━━━━━ DATA FOR PROCESSING

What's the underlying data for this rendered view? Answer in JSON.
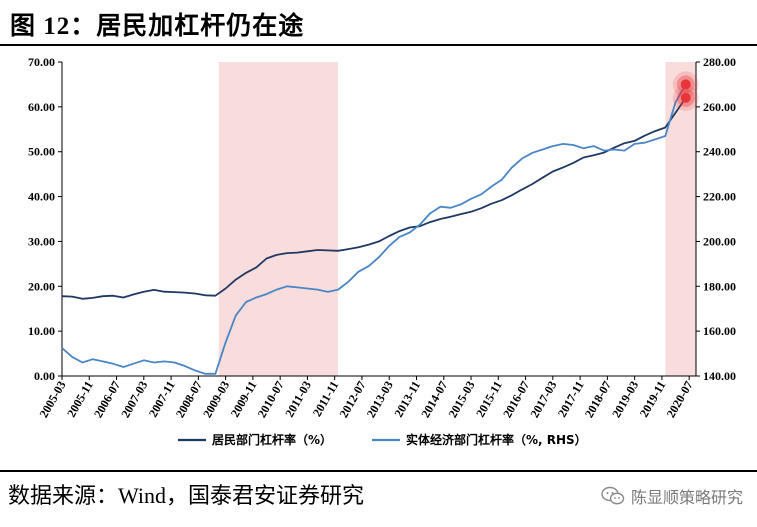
{
  "figure": {
    "title": "图 12：居民加杠杆仍在途"
  },
  "source_note": "数据来源：Wind，国泰君安证券研究",
  "watermark": {
    "text": "陈显顺策略研究",
    "icon": "wechat-icon"
  },
  "colors": {
    "series_household": "#1f3864",
    "series_corporate": "#4a86c5",
    "shade": "#f9dcdc",
    "highlight": "#e8353a"
  },
  "chart_data": {
    "type": "line",
    "title": "",
    "xlabel": "",
    "ylabel_left": "",
    "ylabel_right": "",
    "x_start": "2005-03",
    "x_end": "2020-09",
    "x_tick_labels": [
      "2005-03",
      "2005-11",
      "2006-07",
      "2007-03",
      "2007-11",
      "2008-07",
      "2009-03",
      "2009-11",
      "2010-07",
      "2011-03",
      "2011-11",
      "2012-07",
      "2013-03",
      "2013-11",
      "2014-07",
      "2015-03",
      "2015-11",
      "2016-07",
      "2017-03",
      "2017-11",
      "2018-07",
      "2019-03",
      "2019-11",
      "2020-07"
    ],
    "y_left": {
      "min": 0,
      "max": 70,
      "step": 10,
      "tick_labels": [
        "0.00",
        "10.00",
        "20.00",
        "30.00",
        "40.00",
        "50.00",
        "60.00",
        "70.00"
      ]
    },
    "y_right": {
      "min": 140,
      "max": 280,
      "step": 20,
      "tick_labels": [
        "140.00",
        "160.00",
        "180.00",
        "200.00",
        "220.00",
        "240.00",
        "260.00",
        "280.00"
      ]
    },
    "grid": false,
    "legend_position": "bottom",
    "shaded_periods": [
      {
        "start": "2009-01",
        "end": "2011-12"
      },
      {
        "start": "2019-12",
        "end": "2020-09"
      }
    ],
    "highlights": [
      {
        "series": "居民部门杠杆率（%）",
        "x": "2020-06",
        "y": 62.0
      },
      {
        "series": "实体经济部门杠杆率（%, RHS）",
        "x": "2020-06",
        "y": 270.0
      }
    ],
    "series": [
      {
        "name": "居民部门杠杆率（%）",
        "axis": "left",
        "x": [
          "2005-03",
          "2005-06",
          "2005-09",
          "2005-12",
          "2006-03",
          "2006-06",
          "2006-09",
          "2006-12",
          "2007-03",
          "2007-06",
          "2007-09",
          "2007-12",
          "2008-03",
          "2008-06",
          "2008-09",
          "2008-12",
          "2009-03",
          "2009-06",
          "2009-09",
          "2009-12",
          "2010-03",
          "2010-06",
          "2010-09",
          "2010-12",
          "2011-03",
          "2011-06",
          "2011-09",
          "2011-12",
          "2012-03",
          "2012-06",
          "2012-09",
          "2012-12",
          "2013-03",
          "2013-06",
          "2013-09",
          "2013-12",
          "2014-03",
          "2014-06",
          "2014-09",
          "2014-12",
          "2015-03",
          "2015-06",
          "2015-09",
          "2015-12",
          "2016-03",
          "2016-06",
          "2016-09",
          "2016-12",
          "2017-03",
          "2017-06",
          "2017-09",
          "2017-12",
          "2018-03",
          "2018-06",
          "2018-09",
          "2018-12",
          "2019-03",
          "2019-06",
          "2019-09",
          "2019-12",
          "2020-03",
          "2020-06"
        ],
        "values": [
          17.8,
          17.7,
          17.2,
          17.4,
          17.8,
          17.9,
          17.5,
          18.2,
          18.8,
          19.2,
          18.8,
          18.7,
          18.6,
          18.4,
          18.0,
          17.9,
          19.5,
          21.5,
          23.0,
          24.2,
          26.2,
          27.0,
          27.4,
          27.5,
          27.8,
          28.1,
          28.0,
          27.9,
          28.3,
          28.7,
          29.3,
          30.0,
          31.2,
          32.3,
          33.1,
          33.4,
          34.3,
          35.0,
          35.5,
          36.1,
          36.6,
          37.4,
          38.4,
          39.2,
          40.3,
          41.6,
          42.8,
          44.2,
          45.6,
          46.5,
          47.5,
          48.7,
          49.2,
          49.8,
          50.9,
          51.9,
          52.4,
          53.6,
          54.6,
          55.4,
          58.7,
          62.0
        ]
      },
      {
        "name": "实体经济部门杠杆率（%, RHS）",
        "axis": "right",
        "x": [
          "2005-03",
          "2005-06",
          "2005-09",
          "2005-12",
          "2006-03",
          "2006-06",
          "2006-09",
          "2006-12",
          "2007-03",
          "2007-06",
          "2007-09",
          "2007-12",
          "2008-03",
          "2008-06",
          "2008-09",
          "2008-12",
          "2009-03",
          "2009-06",
          "2009-09",
          "2009-12",
          "2010-03",
          "2010-06",
          "2010-09",
          "2010-12",
          "2011-03",
          "2011-06",
          "2011-09",
          "2011-12",
          "2012-03",
          "2012-06",
          "2012-09",
          "2012-12",
          "2013-03",
          "2013-06",
          "2013-09",
          "2013-12",
          "2014-03",
          "2014-06",
          "2014-09",
          "2014-12",
          "2015-03",
          "2015-06",
          "2015-09",
          "2015-12",
          "2016-03",
          "2016-06",
          "2016-09",
          "2016-12",
          "2017-03",
          "2017-06",
          "2017-09",
          "2017-12",
          "2018-03",
          "2018-06",
          "2018-09",
          "2018-12",
          "2019-03",
          "2019-06",
          "2019-09",
          "2019-12",
          "2020-03",
          "2020-06"
        ],
        "values": [
          152.5,
          148.5,
          146.0,
          147.5,
          146.5,
          145.5,
          144.0,
          145.5,
          147.0,
          146.0,
          146.5,
          146.0,
          144.5,
          142.5,
          141.0,
          141.0,
          155.0,
          167.0,
          173.0,
          175.0,
          176.5,
          178.5,
          180.0,
          179.5,
          179.0,
          178.5,
          177.5,
          178.5,
          182.0,
          186.5,
          189.0,
          193.0,
          198.0,
          202.0,
          204.0,
          207.5,
          212.5,
          215.5,
          215.0,
          216.5,
          219.0,
          221.0,
          224.5,
          227.5,
          233.0,
          237.0,
          239.5,
          241.0,
          242.5,
          243.5,
          243.0,
          241.5,
          242.5,
          240.5,
          241.0,
          240.5,
          243.5,
          244.0,
          245.5,
          247.0,
          262.0,
          270.0
        ]
      }
    ]
  }
}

━━━━━━━━━━

**REQUIRED WORK**
Omit the pictures and output all of the other material exactly.

**RESPONSE BELOW**
What's the underlying data for this rendered view? Answer in JSON.
{
  "figure": {
    "title": "图 12：居民加杠杆仍在途"
  },
  "source_note": "数据来源：Wind，国泰君安证券研究",
  "watermark": {
    "text": "陈显顺策略研究",
    "icon": "wechat-icon"
  },
  "colors": {
    "series_household": "#1f3864",
    "series_corporate": "#4a86c5",
    "shade": "#f9dcdc",
    "highlight": "#e8353a"
  },
  "chart_data": {
    "type": "line",
    "title": "",
    "xlabel": "",
    "ylabel_left": "",
    "ylabel_right": "",
    "x_start": "2005-03",
    "x_end": "2020-09",
    "x_tick_labels": [
      "2005-03",
      "2005-11",
      "2006-07",
      "2007-03",
      "2007-11",
      "2008-07",
      "2009-03",
      "2009-11",
      "2010-07",
      "2011-03",
      "2011-11",
      "2012-07",
      "2013-03",
      "2013-11",
      "2014-07",
      "2015-03",
      "2015-11",
      "2016-07",
      "2017-03",
      "2017-11",
      "2018-07",
      "2019-03",
      "2019-11",
      "2020-07"
    ],
    "y_left": {
      "min": 0,
      "max": 70,
      "step": 10,
      "tick_labels": [
        "0.00",
        "10.00",
        "20.00",
        "30.00",
        "40.00",
        "50.00",
        "60.00",
        "70.00"
      ]
    },
    "y_right": {
      "min": 140,
      "max": 280,
      "step": 20,
      "tick_labels": [
        "140.00",
        "160.00",
        "180.00",
        "200.00",
        "220.00",
        "240.00",
        "260.00",
        "280.00"
      ]
    },
    "grid": false,
    "legend_position": "bottom",
    "shaded_periods": [
      {
        "start": "2009-01",
        "end": "2011-12"
      },
      {
        "start": "2019-12",
        "end": "2020-09"
      }
    ],
    "highlights": [
      {
        "series": "居民部门杠杆率（%）",
        "x": "2020-06",
        "y": 62.0
      },
      {
        "series": "实体经济部门杠杆率（%, RHS）",
        "x": "2020-06",
        "y": 270.0
      }
    ],
    "series": [
      {
        "name": "居民部门杠杆率（%）",
        "axis": "left",
        "x": [
          "2005-03",
          "2005-06",
          "2005-09",
          "2005-12",
          "2006-03",
          "2006-06",
          "2006-09",
          "2006-12",
          "2007-03",
          "2007-06",
          "2007-09",
          "2007-12",
          "2008-03",
          "2008-06",
          "2008-09",
          "2008-12",
          "2009-03",
          "2009-06",
          "2009-09",
          "2009-12",
          "2010-03",
          "2010-06",
          "2010-09",
          "2010-12",
          "2011-03",
          "2011-06",
          "2011-09",
          "2011-12",
          "2012-03",
          "2012-06",
          "2012-09",
          "2012-12",
          "2013-03",
          "2013-06",
          "2013-09",
          "2013-12",
          "2014-03",
          "2014-06",
          "2014-09",
          "2014-12",
          "2015-03",
          "2015-06",
          "2015-09",
          "2015-12",
          "2016-03",
          "2016-06",
          "2016-09",
          "2016-12",
          "2017-03",
          "2017-06",
          "2017-09",
          "2017-12",
          "2018-03",
          "2018-06",
          "2018-09",
          "2018-12",
          "2019-03",
          "2019-06",
          "2019-09",
          "2019-12",
          "2020-03",
          "2020-06"
        ],
        "values": [
          17.8,
          17.7,
          17.2,
          17.4,
          17.8,
          17.9,
          17.5,
          18.2,
          18.8,
          19.2,
          18.8,
          18.7,
          18.6,
          18.4,
          18.0,
          17.9,
          19.5,
          21.5,
          23.0,
          24.2,
          26.2,
          27.0,
          27.4,
          27.5,
          27.8,
          28.1,
          28.0,
          27.9,
          28.3,
          28.7,
          29.3,
          30.0,
          31.2,
          32.3,
          33.1,
          33.4,
          34.3,
          35.0,
          35.5,
          36.1,
          36.6,
          37.4,
          38.4,
          39.2,
          40.3,
          41.6,
          42.8,
          44.2,
          45.6,
          46.5,
          47.5,
          48.7,
          49.2,
          49.8,
          50.9,
          51.9,
          52.4,
          53.6,
          54.6,
          55.4,
          58.7,
          62.0
        ]
      },
      {
        "name": "实体经济部门杠杆率（%, RHS）",
        "axis": "right",
        "x": [
          "2005-03",
          "2005-06",
          "2005-09",
          "2005-12",
          "2006-03",
          "2006-06",
          "2006-09",
          "2006-12",
          "2007-03",
          "2007-06",
          "2007-09",
          "2007-12",
          "2008-03",
          "2008-06",
          "2008-09",
          "2008-12",
          "2009-03",
          "2009-06",
          "2009-09",
          "2009-12",
          "2010-03",
          "2010-06",
          "2010-09",
          "2010-12",
          "2011-03",
          "2011-06",
          "2011-09",
          "2011-12",
          "2012-03",
          "2012-06",
          "2012-09",
          "2012-12",
          "2013-03",
          "2013-06",
          "2013-09",
          "2013-12",
          "2014-03",
          "2014-06",
          "2014-09",
          "2014-12",
          "2015-03",
          "2015-06",
          "2015-09",
          "2015-12",
          "2016-03",
          "2016-06",
          "2016-09",
          "2016-12",
          "2017-03",
          "2017-06",
          "2017-09",
          "2017-12",
          "2018-03",
          "2018-06",
          "2018-09",
          "2018-12",
          "2019-03",
          "2019-06",
          "2019-09",
          "2019-12",
          "2020-03",
          "2020-06"
        ],
        "values": [
          152.5,
          148.5,
          146.0,
          147.5,
          146.5,
          145.5,
          144.0,
          145.5,
          147.0,
          146.0,
          146.5,
          146.0,
          144.5,
          142.5,
          141.0,
          141.0,
          155.0,
          167.0,
          173.0,
          175.0,
          176.5,
          178.5,
          180.0,
          179.5,
          179.0,
          178.5,
          177.5,
          178.5,
          182.0,
          186.5,
          189.0,
          193.0,
          198.0,
          202.0,
          204.0,
          207.5,
          212.5,
          215.5,
          215.0,
          216.5,
          219.0,
          221.0,
          224.5,
          227.5,
          233.0,
          237.0,
          239.5,
          241.0,
          242.5,
          243.5,
          243.0,
          241.5,
          242.5,
          240.5,
          241.0,
          240.5,
          243.5,
          244.0,
          245.5,
          247.0,
          262.0,
          270.0
        ]
      }
    ]
  }
}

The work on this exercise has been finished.